Sole Trader: Cash Accounting and Simplified Expenses

A new cash basis for calculating taxable income for small unincorporated businesses was introduced in April 2013.


The first measure allows qualifying small businesses to calculate their profit and loss based on cash received and paid during the financial year, as opposed to applying accounting principles.


Businesses will not have to compute figures of debtors, creditors and stock, or distinguish between ‘capital’ and ‘revenue’ expenditure. The will not have to compute capital allowances.


The second measure allows all unincorporated businesses to choose to use flat rate expenses for particular items of business expenditure.


The key aspects of the cash basis are that:

  • it is an optional scheme

  • businesses can enter the cash basis if their receipts for the year are less than the amount of the VAT registration threshold (currently £85,000). Businesses must leave the cash basis after their receipts exceed twice the amount of the VAT registration threshold (currently £170,000)

  • allowable expenses must be amounts paid wholly and exclusively for the purposes of the trade. Interest payments are also allowed up to a limit of £500

  • business losses may be carried forward to set against the profits of future years but not carried back or offset ‘sideways’ against other sources of income


Simplified expenses


Simplified expenses are based on ‘easier to follow’ rules that can be used when calculating some business expenses. These simplified expenses are all optional. They are:


  • fixed allowances for business mileage


The rates per business mile that can be claimed are:


VehicleFlat rate per business mile:


  • cars and goods vehicles first 10,000 miles45p

  • cars and goods vehicles after 10,000 miles25p




The flat rate covers the costs of buying, running and maintaining the vehicle, such as fuel, oil, servicing, repairs, insurance, vehicle excise duty and MOT. The rate also covers depreciation of the vehicle.

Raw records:
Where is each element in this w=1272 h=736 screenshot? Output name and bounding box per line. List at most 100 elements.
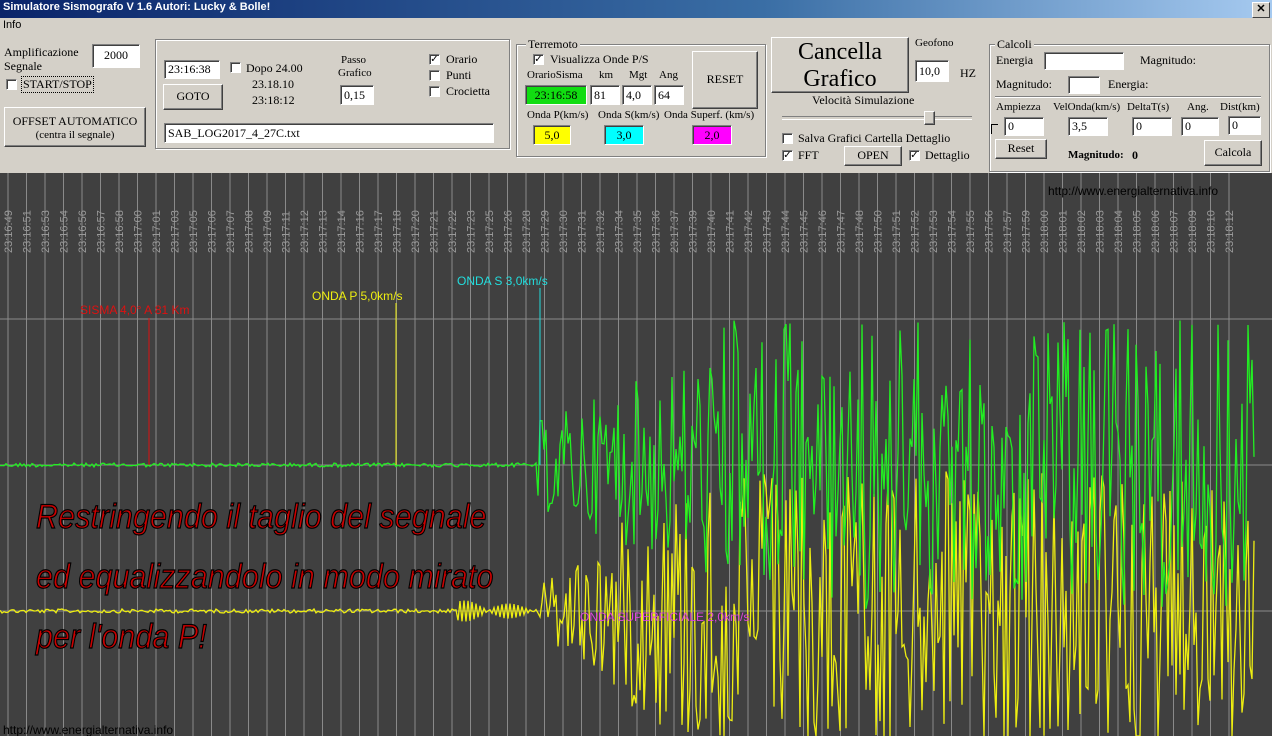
ang-field[interactable]: 64 bbox=[654, 85, 684, 105]
onda-s-field[interactable]: 3,0 bbox=[604, 125, 644, 145]
header-mgt: Mgt bbox=[629, 69, 648, 81]
menu-info[interactable]: Info bbox=[3, 19, 21, 31]
orario-label: Orario bbox=[446, 52, 478, 66]
time-label: 23:17:11 bbox=[281, 211, 293, 253]
time-label: 23:17:22 bbox=[447, 210, 459, 253]
magnitudo-result-value: 0 bbox=[1132, 148, 1138, 162]
header-ang-calc: Ang. bbox=[1187, 101, 1209, 113]
time-label: 23:18:06 bbox=[1150, 210, 1162, 253]
salva-label: Salva Grafici Cartella Dettaglio bbox=[798, 131, 951, 145]
passo-label-2: Grafico bbox=[338, 67, 372, 79]
onda-sup-field[interactable]: 2,0 bbox=[692, 125, 732, 145]
fft-checkbox[interactable]: ✓ bbox=[782, 150, 793, 161]
goto-button[interactable]: GOTO bbox=[163, 84, 223, 110]
time-label: 23:17:01 bbox=[151, 210, 163, 253]
time-label: 23:17:37 bbox=[669, 210, 681, 253]
energia-label: Energia bbox=[996, 53, 1034, 67]
website-top: http://www.energialternativa.info bbox=[1048, 184, 1218, 198]
window-title: Simulatore Sismografo V 1.6 Autori: Luck… bbox=[3, 1, 271, 13]
seismograph-plot[interactable]: 23:16:49 23:16:51 23:16:53 23:16:54 23:16:56… bbox=[0, 173, 1272, 736]
time-label: 23:17:21 bbox=[429, 210, 441, 253]
time-label: 23:17:54 bbox=[947, 210, 959, 253]
time-label: 23:18:05 bbox=[1132, 210, 1144, 253]
crocietta-checkbox[interactable] bbox=[429, 86, 440, 97]
time-label: 23:17:29 bbox=[540, 210, 552, 253]
time-label: 23:17:03 bbox=[170, 210, 182, 253]
time-label: 23:18:00 bbox=[1039, 210, 1051, 253]
punti-checkbox[interactable] bbox=[429, 70, 440, 81]
seismograph-canvas: 23:16:49 23:16:51 23:16:53 23:16:54 23:16:56… bbox=[0, 173, 1272, 736]
time-label: 23:16:53 bbox=[40, 210, 52, 253]
dopo-checkbox[interactable] bbox=[230, 62, 241, 73]
open-button[interactable]: OPEN bbox=[844, 146, 902, 166]
title-bar: Simulatore Sismografo V 1.6 Autori: Luck… bbox=[0, 0, 1272, 18]
startstop-checkbox[interactable] bbox=[6, 79, 17, 90]
deltat-input[interactable]: 0 bbox=[1132, 117, 1172, 136]
time-label: 23:17:44 bbox=[780, 210, 792, 253]
onda-p-marker-label: ONDA P 5,0km/s bbox=[312, 289, 402, 303]
offset-button-line2: (centra il segnale) bbox=[35, 129, 115, 141]
header-ang: Ang bbox=[659, 69, 678, 81]
time-label: 23:16:49 bbox=[3, 210, 15, 253]
terremoto-reset-button[interactable]: RESET bbox=[692, 51, 758, 109]
onda-p-label: Onda P(km/s) bbox=[527, 109, 589, 121]
time-label: 23:17:45 bbox=[799, 210, 811, 253]
velonda-input[interactable]: 3,5 bbox=[1068, 117, 1108, 136]
header-deltat: DeltaT(s) bbox=[1127, 101, 1170, 113]
time-label: 23:17:32 bbox=[595, 210, 607, 253]
orario-sisma-field[interactable]: 23:16:58 bbox=[525, 85, 587, 105]
time-label: 23:17:20 bbox=[410, 210, 422, 253]
amplification-input[interactable]: 2000 bbox=[92, 44, 140, 68]
magnitudo-input[interactable] bbox=[1068, 76, 1100, 94]
calcola-button[interactable]: Calcola bbox=[1204, 140, 1262, 166]
time-end: 23:18:12 bbox=[252, 93, 295, 107]
onda-s-label: Onda S(km/s) bbox=[598, 109, 660, 121]
offset-automatico-button[interactable]: OFFSET AUTOMATICO (centra il segnale) bbox=[4, 107, 146, 147]
calcoli-reset-button[interactable]: Reset bbox=[995, 139, 1047, 159]
header-velonda: VelOnda(km/s) bbox=[1053, 101, 1121, 113]
time-label: 23:17:23 bbox=[466, 210, 478, 253]
file-input[interactable]: SAB_LOG2017_4_27C.txt bbox=[164, 123, 494, 143]
time-label: 23:17:14 bbox=[336, 210, 348, 253]
onda-sup-marker-label: ONDA SUPERFICIALE 2,0km/s bbox=[580, 610, 749, 624]
time-label: 23:16:51 bbox=[22, 210, 34, 253]
time-label: 23:17:50 bbox=[873, 210, 885, 253]
time-label: 23:17:34 bbox=[614, 210, 626, 253]
orario-checkbox[interactable]: ✓ bbox=[429, 54, 440, 65]
onda-sup-label: Onda Superf. (km/s) bbox=[664, 109, 755, 121]
header-dist: Dist(km) bbox=[1220, 101, 1260, 113]
ang-input[interactable]: 0 bbox=[1181, 117, 1219, 136]
time-label: 23:17:35 bbox=[632, 210, 644, 253]
dist-input[interactable]: 0 bbox=[1228, 116, 1261, 135]
passo-input[interactable]: 0,15 bbox=[340, 85, 374, 105]
time-label: 23:17:48 bbox=[854, 210, 866, 253]
time-label: 23:18:10 bbox=[1206, 210, 1218, 253]
calcoli-title: Calcoli bbox=[995, 37, 1034, 52]
time-label: 23:17:09 bbox=[262, 210, 274, 253]
dettaglio-checkbox[interactable]: ✓ bbox=[909, 150, 920, 161]
crocietta-label: Crocietta bbox=[446, 84, 490, 98]
geofono-input[interactable]: 10,0 bbox=[915, 60, 949, 82]
energia-input[interactable] bbox=[1044, 52, 1124, 70]
time-input[interactable]: 23:16:38 bbox=[164, 60, 220, 79]
offset-button-line1: OFFSET AUTOMATICO bbox=[12, 114, 138, 128]
time-label: 23:16:56 bbox=[77, 210, 89, 253]
startstop-label[interactable]: START/STOP bbox=[21, 76, 94, 93]
time-label: 23:18:03 bbox=[1095, 210, 1107, 253]
header-ampiezza: Ampiezza bbox=[996, 101, 1041, 113]
mgt-field[interactable]: 4,0 bbox=[622, 85, 652, 105]
velocita-slider-track[interactable] bbox=[782, 116, 972, 120]
time-label: 23:17:28 bbox=[521, 210, 533, 253]
energia-label-2: Energia: bbox=[1108, 77, 1149, 91]
onda-p-field[interactable]: 5,0 bbox=[533, 125, 571, 145]
cancella-grafico-button[interactable]: Cancella Grafico bbox=[771, 37, 909, 93]
overlay-text-line1: Restringendo il taglio del segnale bbox=[36, 498, 487, 536]
visualizza-checkbox[interactable]: ✓ bbox=[533, 54, 544, 65]
passo-label-1: Passo bbox=[341, 54, 367, 66]
close-icon[interactable]: ✕ bbox=[1252, 2, 1270, 18]
salva-checkbox[interactable] bbox=[782, 133, 793, 144]
km-field[interactable]: 81 bbox=[590, 85, 620, 105]
ampiezza-input[interactable]: 0 bbox=[1004, 117, 1044, 136]
velocita-slider-thumb[interactable] bbox=[924, 111, 935, 125]
time-label: 23:18:01 bbox=[1058, 210, 1070, 253]
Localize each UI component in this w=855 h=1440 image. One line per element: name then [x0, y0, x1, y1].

= To be done =
- a) Reproduce the cash accounting text from "The first measure" to "threshold (currently £170,000)", switching "cash basis" to "cash method".
- b) According to the cash accounting text, when was the new cash basis for small unincorporated businesses introduced?

= Outputs for the tasks =
- a)
The first measure allows qualifying small businesses to calculate their profit and loss based on cash received and paid during the financial year, as opposed to applying accounting principles.


Businesses will not have to compute figures of debtors, creditors and stock, or distinguish between ‘capital’ and ‘revenue’ expenditure. The will not have to compute capital allowances.


The second measure allows all unincorporated businesses to choose to use flat rate expenses for particular items of business expenditure.


The key aspects of the cash method are that:

  • it is an optional scheme

  • businesses can enter the cash method if their receipts for the year are less than the amount of the VAT registration threshold (currently £85,000). Businesses must leave the cash method after their receipts exceed twice the amount of the VAT registration threshold (currently £170,000)

- b) April 2013